Given instruction: Pull every line containing "ΣΤΟΙΧΕΙΑ" out of the material below.

Items:
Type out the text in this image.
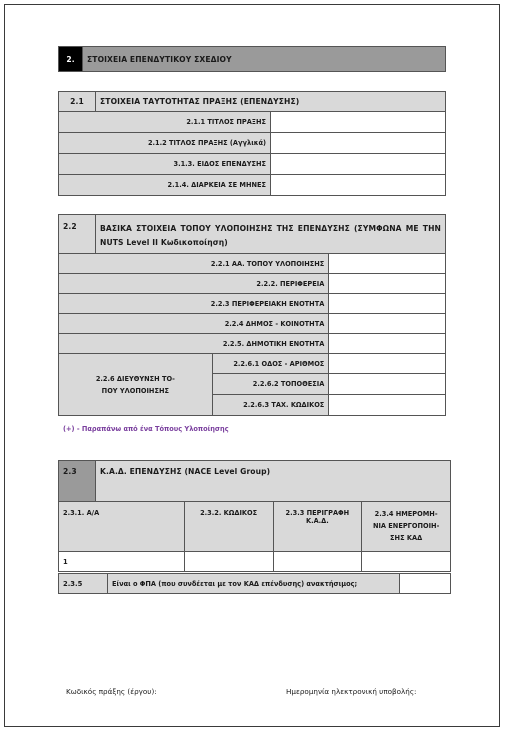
2.	ΣΤΟΙΧΕΙΑ ΕΠΕΝΔΥΤΙΚΟΥ ΣΧΕΔΙΟΥ
2.1	ΣΤΟΙΧΕΙΑ ΤΑΥΤΟΤΗΤΑΣ ΠΡΑΞΗΣ (ΕΠΕΝΔΥΣΗΣ)	
2.1.1 ΤΙΤΛΟΣ ΠΡΑΞΗΣ		
2.1.2 ΤΙΤΛΟΣ ΠΡΑΞΗΣ (Αγγλικά)		
3.1.3. ΕΙΔΟΣ ΕΠΕΝΔΥΣΗΣ		
2.1.4. ΔΙΑΡΚΕΙΑ ΣΕ ΜΗΝΕΣ		
2.2	ΒΑΣΙΚΑ ΣΤΟΙΧΕΙΑ ΤΟΠΟΥ ΥΛΟΠΟΙΗΣΗΣ ΤΗΣ ΕΠΕΝΔΥΣΗΣ (ΣΥΜΦΩΝΑ ΜΕ ΤΗΝ
NUTS Level II Κωδικοποίηση)		

2.2.1 ΑΑ. ΤΟΠΟΥ ΥΛΟΠΟΙΗΣΗΣ			
2.2.2. ΠΕΡΙΦΕΡΕΙΑ			
2.2.3 ΠΕΡΙΦΕΡΕΙΑΚΗ ΕΝΟΤΗΤΑ			
2.2.4 ΔΗΜΟΣ - ΚΟΙΝΟΤΗΤΑ			
2.2.5. ΔΗΜΟΤΙΚΗ ΕΝΟΤΗΤΑ			

2.2.6 ΔΙΕΥΘΥΝΣΗ ΤΟ-
ΠΟΥ ΥΛΟΠΟΙΗΣΗΣ		2.2.6.1 ΟΔΟΣ - ΑΡΙΘΜΟΣ	
		2.2.6.2 ΤΟΠΟΘΕΣΙΑ	
		2.2.6.3 ΤΑΧ. ΚΩΔΙΚΟΣ	
(+) - Παραπάνω από ένα Τόπους Υλοποίησης
2.3	Κ.Α.Δ. ΕΠΕΝΔΥΣΗΣ (NACE Level Group)			
2.3.1. Α/Α		2.3.2. ΚΩΔΙΚΟΣ	2.3.3 ΠΕΡΙΓΡΑΦΗ Κ.Α.Δ.	2.3.4 ΗΜΕΡΟΜΗ-
ΝΙΑ ΕΝΕΡΓΟΠΟΙΗ-
ΣΗΣ ΚΑΔ

1				
2.3.5	Είναι ο ΦΠΑ (που συνδέεται με τον ΚΑΔ επένδυσης) ανακτήσιμος;	
Κωδικός πράξης (έργου):	Ημερομηνία ηλεκτρονική υποβολής:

Right answer:
2.	ΣΤΟΙΧΕΙΑ ΕΠΕΝΔΥΤΙΚΟΥ ΣΧΕΔΙΟΥ
2.1	ΣΤΟΙΧΕΙΑ ΤΑΥΤΟΤΗΤΑΣ ΠΡΑΞΗΣ (ΕΠΕΝΔΥΣΗΣ)	
2.2	ΒΑΣΙΚΑ ΣΤΟΙΧΕΙΑ ΤΟΠΟΥ ΥΛΟΠΟΙΗΣΗΣ ΤΗΣ ΕΠΕΝΔΥΣΗΣ (ΣΥΜΦΩΝΑ ΜΕ ΤΗΝ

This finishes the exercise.